# [TASK GOAL]
The entries below are to be transcribed in full, without their images.
○ ○ ○ ○
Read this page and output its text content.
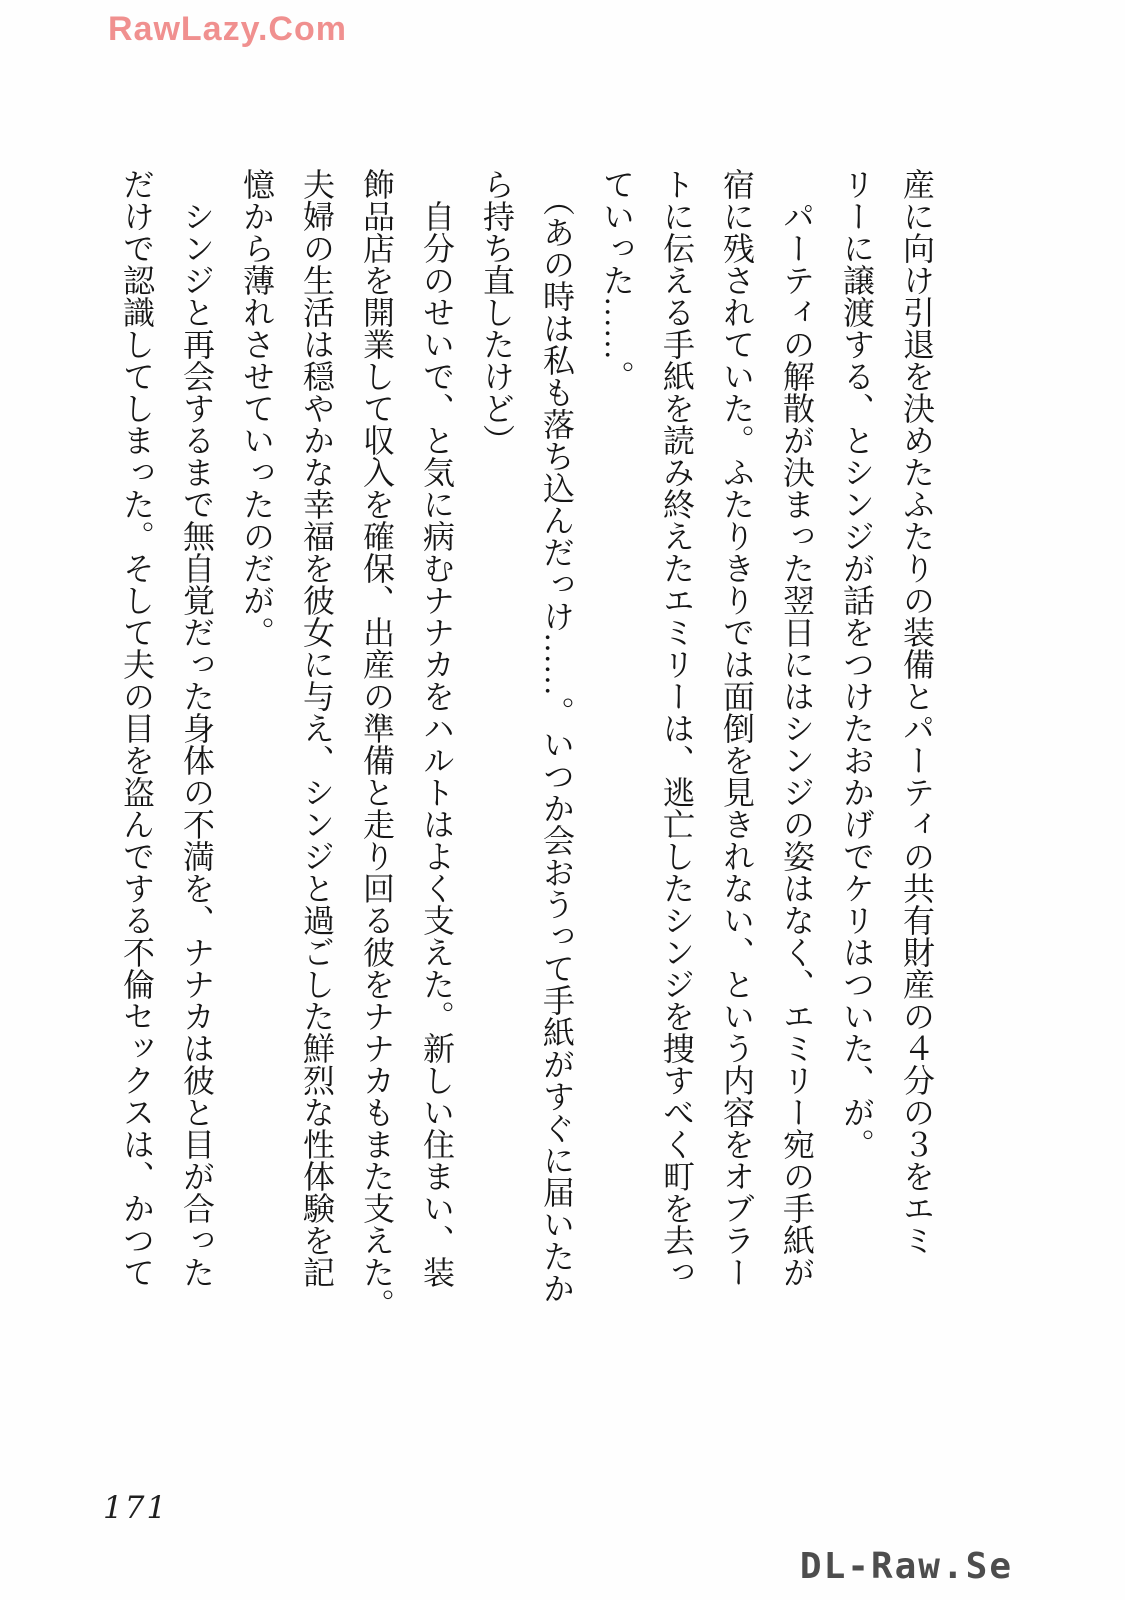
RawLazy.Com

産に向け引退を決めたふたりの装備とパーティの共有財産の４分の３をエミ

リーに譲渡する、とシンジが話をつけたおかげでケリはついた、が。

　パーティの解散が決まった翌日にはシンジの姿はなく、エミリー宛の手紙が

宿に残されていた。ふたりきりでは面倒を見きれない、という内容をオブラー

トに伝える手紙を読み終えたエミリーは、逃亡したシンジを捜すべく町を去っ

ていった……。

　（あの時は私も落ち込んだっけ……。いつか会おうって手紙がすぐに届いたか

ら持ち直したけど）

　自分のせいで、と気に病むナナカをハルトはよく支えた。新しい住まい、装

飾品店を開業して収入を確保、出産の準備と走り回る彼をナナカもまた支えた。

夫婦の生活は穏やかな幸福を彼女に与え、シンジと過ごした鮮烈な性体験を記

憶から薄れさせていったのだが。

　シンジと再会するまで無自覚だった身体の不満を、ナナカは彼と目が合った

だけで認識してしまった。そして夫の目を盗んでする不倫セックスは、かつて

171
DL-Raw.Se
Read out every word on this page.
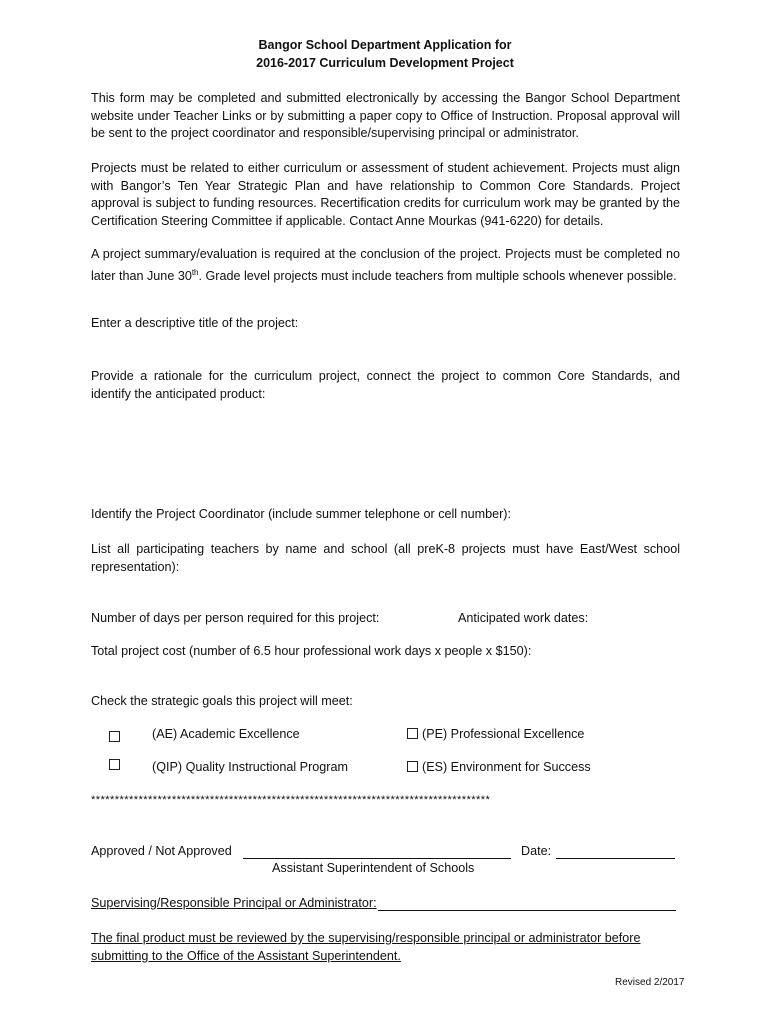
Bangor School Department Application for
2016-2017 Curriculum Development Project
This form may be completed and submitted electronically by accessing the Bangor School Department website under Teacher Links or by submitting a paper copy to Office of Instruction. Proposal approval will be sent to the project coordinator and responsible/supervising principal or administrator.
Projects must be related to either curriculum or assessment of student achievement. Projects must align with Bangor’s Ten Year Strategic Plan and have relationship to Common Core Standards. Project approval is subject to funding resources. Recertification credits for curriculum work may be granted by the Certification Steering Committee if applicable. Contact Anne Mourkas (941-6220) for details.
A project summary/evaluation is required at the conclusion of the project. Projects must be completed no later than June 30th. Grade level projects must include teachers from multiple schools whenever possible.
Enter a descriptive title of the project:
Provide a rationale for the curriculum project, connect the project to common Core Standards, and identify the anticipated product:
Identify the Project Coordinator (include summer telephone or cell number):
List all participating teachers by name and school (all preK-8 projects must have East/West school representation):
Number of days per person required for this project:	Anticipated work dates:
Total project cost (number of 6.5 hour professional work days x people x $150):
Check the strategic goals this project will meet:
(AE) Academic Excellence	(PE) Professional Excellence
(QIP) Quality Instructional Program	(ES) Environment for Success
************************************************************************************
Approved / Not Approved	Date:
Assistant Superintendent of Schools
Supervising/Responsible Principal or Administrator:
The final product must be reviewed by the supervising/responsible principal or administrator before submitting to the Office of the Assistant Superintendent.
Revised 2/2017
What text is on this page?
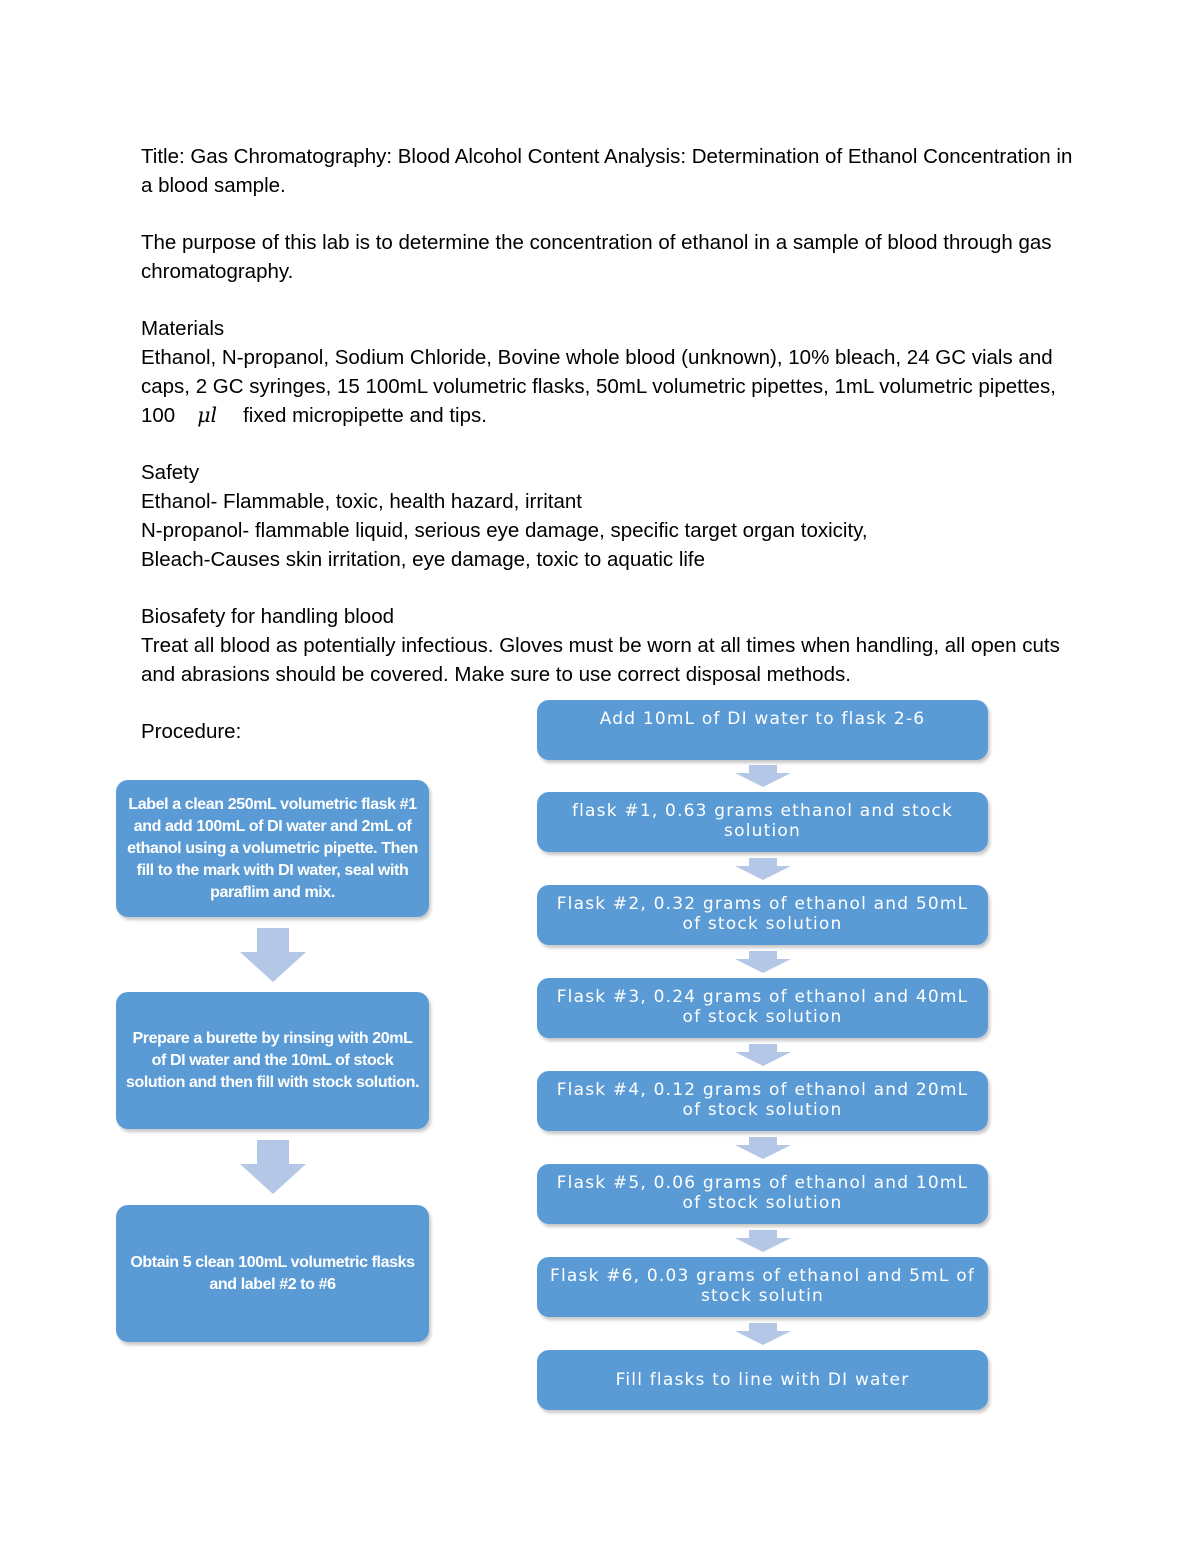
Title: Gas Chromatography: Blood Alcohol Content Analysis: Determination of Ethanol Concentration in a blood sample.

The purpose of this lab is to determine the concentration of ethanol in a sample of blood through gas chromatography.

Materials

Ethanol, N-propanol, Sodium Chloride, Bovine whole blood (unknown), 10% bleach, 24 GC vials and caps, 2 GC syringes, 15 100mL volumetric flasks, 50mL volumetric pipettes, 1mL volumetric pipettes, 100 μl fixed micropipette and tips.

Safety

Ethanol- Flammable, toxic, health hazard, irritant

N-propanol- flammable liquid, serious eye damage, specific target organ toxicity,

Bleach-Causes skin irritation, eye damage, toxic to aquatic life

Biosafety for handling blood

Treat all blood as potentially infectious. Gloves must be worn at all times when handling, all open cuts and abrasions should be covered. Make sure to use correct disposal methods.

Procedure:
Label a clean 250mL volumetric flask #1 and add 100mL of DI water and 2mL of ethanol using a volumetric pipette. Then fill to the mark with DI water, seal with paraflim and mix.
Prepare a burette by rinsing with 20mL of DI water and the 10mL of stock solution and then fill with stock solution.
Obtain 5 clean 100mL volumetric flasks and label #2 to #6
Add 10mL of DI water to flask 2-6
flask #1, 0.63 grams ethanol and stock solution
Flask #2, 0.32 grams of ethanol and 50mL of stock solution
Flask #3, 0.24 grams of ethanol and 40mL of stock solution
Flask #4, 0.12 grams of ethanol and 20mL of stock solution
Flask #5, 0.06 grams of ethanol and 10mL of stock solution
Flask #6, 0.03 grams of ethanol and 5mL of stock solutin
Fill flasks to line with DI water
○ ○ ○ ○
# [WRITTEN SOLUTION]
Read this page and output its text content.
RawLazy.Com

産に向け引退を決めたふたりの装備とパーティの共有財産の４分の３をエミ

リーに譲渡する、とシンジが話をつけたおかげでケリはついた、が。

　パーティの解散が決まった翌日にはシンジの姿はなく、エミリー宛の手紙が

宿に残されていた。ふたりきりでは面倒を見きれない、という内容をオブラー

トに伝える手紙を読み終えたエミリーは、逃亡したシンジを捜すべく町を去っ

ていった……。

　（あの時は私も落ち込んだっけ……。いつか会おうって手紙がすぐに届いたか

ら持ち直したけど）

　自分のせいで、と気に病むナナカをハルトはよく支えた。新しい住まい、装

飾品店を開業して収入を確保、出産の準備と走り回る彼をナナカもまた支えた。

夫婦の生活は穏やかな幸福を彼女に与え、シンジと過ごした鮮烈な性体験を記

憶から薄れさせていったのだが。

　シンジと再会するまで無自覚だった身体の不満を、ナナカは彼と目が合った

だけで認識してしまった。そして夫の目を盗んでする不倫セックスは、かつて

171
DL-Raw.Se
Read out every word on this page.
Bangor School Department Application for
2016-2017 Curriculum Development Project
This form may be completed and submitted electronically by accessing the Bangor School Department website under Teacher Links or by submitting a paper copy to Office of Instruction. Proposal approval will be sent to the project coordinator and responsible/supervising principal or administrator.
Projects must be related to either curriculum or assessment of student achievement. Projects must align with Bangor’s Ten Year Strategic Plan and have relationship to Common Core Standards. Project approval is subject to funding resources. Recertification credits for curriculum work may be granted by the Certification Steering Committee if applicable. Contact Anne Mourkas (941-6220) for details.
A project summary/evaluation is required at the conclusion of the project. Projects must be completed no later than June 30th. Grade level projects must include teachers from multiple schools whenever possible.
Enter a descriptive title of the project:
Provide a rationale for the curriculum project, connect the project to common Core Standards, and identify the anticipated product:
Identify the Project Coordinator (include summer telephone or cell number):
List all participating teachers by name and school (all preK-8 projects must have East/West school representation):
Number of days per person required for this project:	Anticipated work dates:
Total project cost (number of 6.5 hour professional work days x people x $150):
Check the strategic goals this project will meet:
(AE) Academic Excellence	(PE) Professional Excellence
(QIP) Quality Instructional Program	(ES) Environment for Success
************************************************************************************
Approved / Not Approved	Date:
Assistant Superintendent of Schools
Supervising/Responsible Principal or Administrator:
The final product must be reviewed by the supervising/responsible principal or administrator before submitting to the Office of the Assistant Superintendent.
Revised 2/2017
What text is on this page?
Title: Gas Chromatography: Blood Alcohol Content Analysis: Determination of Ethanol Concentration in a blood sample.

The purpose of this lab is to determine the concentration of ethanol in a sample of blood through gas chromatography.

Materials

Ethanol, N-propanol, Sodium Chloride, Bovine whole blood (unknown), 10% bleach, 24 GC vials and caps, 2 GC syringes, 15 100mL volumetric flasks, 50mL volumetric pipettes, 1mL volumetric pipettes, 100 μl fixed micropipette and tips.

Safety

Ethanol- Flammable, toxic, health hazard, irritant

N-propanol- flammable liquid, serious eye damage, specific target organ toxicity,

Bleach-Causes skin irritation, eye damage, toxic to aquatic life

Biosafety for handling blood

Treat all blood as potentially infectious. Gloves must be worn at all times when handling, all open cuts and abrasions should be covered. Make sure to use correct disposal methods.

Procedure:
Label a clean 250mL volumetric flask #1 and add 100mL of DI water and 2mL of ethanol using a volumetric pipette. Then fill to the mark with DI water, seal with paraflim and mix.
Prepare a burette by rinsing with 20mL of DI water and the 10mL of stock solution and then fill with stock solution.
Obtain 5 clean 100mL volumetric flasks and label #2 to #6
Add 10mL of DI water to flask 2-6
flask #1, 0.63 grams ethanol and stock solution
Flask #2, 0.32 grams of ethanol and 50mL of stock solution
Flask #3, 0.24 grams of ethanol and 40mL of stock solution
Flask #4, 0.12 grams of ethanol and 20mL of stock solution
Flask #5, 0.06 grams of ethanol and 10mL of stock solution
Flask #6, 0.03 grams of ethanol and 5mL of stock solutin
Fill flasks to line with DI water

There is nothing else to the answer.